→ TASK BRIEF
Go through the data below and copy it exactly, skipping every picture.

-- START --

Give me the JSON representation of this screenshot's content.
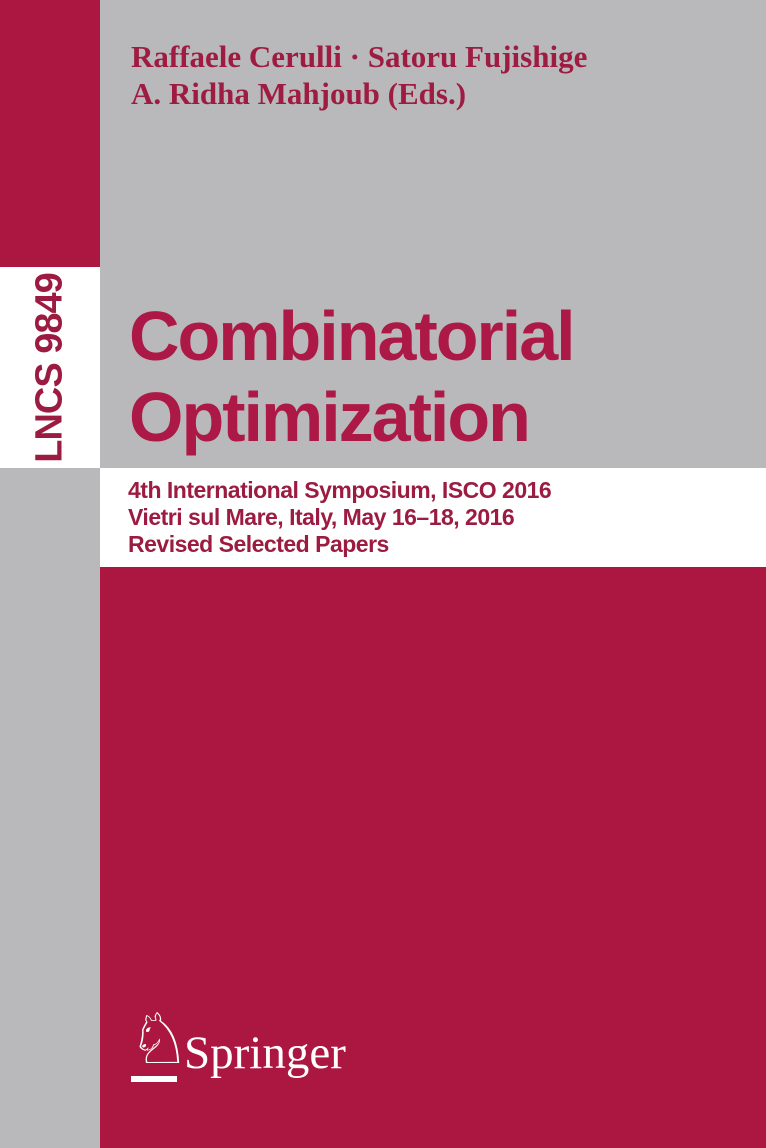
{
  "cover": {
    "spine": {
      "series_label": "LNCS 9849"
    },
    "header": {
      "authors_line1": "Raffaele Cerulli · Satoru Fujishige",
      "authors_line2": "A. Ridha Mahjoub (Eds.)"
    },
    "title": {
      "line1": "Combinatorial",
      "line2": "Optimization"
    },
    "subtitle": {
      "line1": "4th International Symposium, ISCO 2016",
      "line2": "Vietri sul Mare, Italy, May 16–18, 2016",
      "line3": "Revised Selected Papers"
    },
    "publisher": {
      "name": "Springer",
      "logo_icon": "springer-horse-knight-icon",
      "logo_glyph": "♘"
    },
    "colors": {
      "surface_red": "#ab1740",
      "surface_gray": "#b9b9bb",
      "band_white": "#ffffff",
      "text_red": "#9e1c41",
      "title_red": "#ad1947",
      "logo_white": "#ffffff"
    }
  }
}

-- END --

→ EXERCISE SOLUTION
Give me the JSON representation of this screenshot's content.
{
  "cover": {
    "spine": {
      "series_label": "LNCS 9849"
    },
    "header": {
      "authors_line1": "Raffaele Cerulli · Satoru Fujishige",
      "authors_line2": "A. Ridha Mahjoub (Eds.)"
    },
    "title": {
      "line1": "Combinatorial",
      "line2": "Optimization"
    },
    "subtitle": {
      "line1": "4th International Symposium, ISCO 2016",
      "line2": "Vietri sul Mare, Italy, May 16–18, 2016",
      "line3": "Revised Selected Papers"
    },
    "publisher": {
      "name": "Springer",
      "logo_icon": "springer-horse-knight-icon",
      "logo_glyph": "♘"
    },
    "colors": {
      "surface_red": "#ab1740",
      "surface_gray": "#b9b9bb",
      "band_white": "#ffffff",
      "text_red": "#9e1c41",
      "title_red": "#ad1947",
      "logo_white": "#ffffff"
    }
  }
}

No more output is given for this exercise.